> **The task**: Can the data below be echoed back word for word?

> **Figure content listings**:
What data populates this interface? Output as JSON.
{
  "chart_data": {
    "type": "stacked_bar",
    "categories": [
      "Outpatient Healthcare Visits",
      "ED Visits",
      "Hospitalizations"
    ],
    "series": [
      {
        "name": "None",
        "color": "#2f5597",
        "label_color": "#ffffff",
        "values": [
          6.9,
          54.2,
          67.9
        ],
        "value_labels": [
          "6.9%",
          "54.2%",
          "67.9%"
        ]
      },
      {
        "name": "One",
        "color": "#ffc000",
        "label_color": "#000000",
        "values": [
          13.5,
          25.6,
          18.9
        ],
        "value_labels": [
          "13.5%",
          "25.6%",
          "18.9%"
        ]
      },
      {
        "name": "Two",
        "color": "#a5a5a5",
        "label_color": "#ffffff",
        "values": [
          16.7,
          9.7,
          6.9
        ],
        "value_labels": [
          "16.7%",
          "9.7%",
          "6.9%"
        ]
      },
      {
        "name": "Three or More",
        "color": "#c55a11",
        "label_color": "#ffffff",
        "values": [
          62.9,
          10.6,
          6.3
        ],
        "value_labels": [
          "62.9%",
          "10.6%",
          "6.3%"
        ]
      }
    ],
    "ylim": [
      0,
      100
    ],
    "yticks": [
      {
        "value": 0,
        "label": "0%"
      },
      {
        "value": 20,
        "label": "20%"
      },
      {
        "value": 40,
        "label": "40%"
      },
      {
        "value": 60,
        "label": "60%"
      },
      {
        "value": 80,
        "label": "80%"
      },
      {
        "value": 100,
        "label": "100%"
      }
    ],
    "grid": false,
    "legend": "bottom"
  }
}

> **Completed task**:
What data populates this interface? Output as JSON.
{
  "chart_data": {
    "type": "stacked_bar",
    "categories": [
      "Outpatient Healthcare Visits",
      "ED Visits",
      "Hospitalizations"
    ],
    "series": [
      {
        "name": "None",
        "color": "#2f5597",
        "label_color": "#ffffff",
        "values": [
          6.9,
          54.2,
          67.9
        ],
        "value_labels": [
          "6.9%",
          "54.2%",
          "67.9%"
        ]
      },
      {
        "name": "One",
        "color": "#ffc000",
        "label_color": "#000000",
        "values": [
          13.5,
          25.6,
          18.9
        ],
        "value_labels": [
          "13.5%",
          "25.6%",
          "18.9%"
        ]
      },
      {
        "name": "Two",
        "color": "#a5a5a5",
        "label_color": "#ffffff",
        "values": [
          16.7,
          9.7,
          6.9
        ],
        "value_labels": [
          "16.7%",
          "9.7%",
          "6.9%"
        ]
      },
      {
        "name": "Three or More",
        "color": "#c55a11",
        "label_color": "#ffffff",
        "values": [
          62.9,
          10.6,
          6.3
        ],
        "value_labels": [
          "62.9%",
          "10.6%",
          "6.3%"
        ]
      }
    ],
    "ylim": [
      0,
      100
    ],
    "yticks": [
      {
        "value": 0,
        "label": "0%"
      },
      {
        "value": 20,
        "label": "20%"
      },
      {
        "value": 40,
        "label": "40%"
      },
      {
        "value": 60,
        "label": "60%"
      },
      {
        "value": 80,
        "label": "80%"
      },
      {
        "value": 100,
        "label": "100%"
      }
    ],
    "grid": false,
    "legend": "bottom"
  }
}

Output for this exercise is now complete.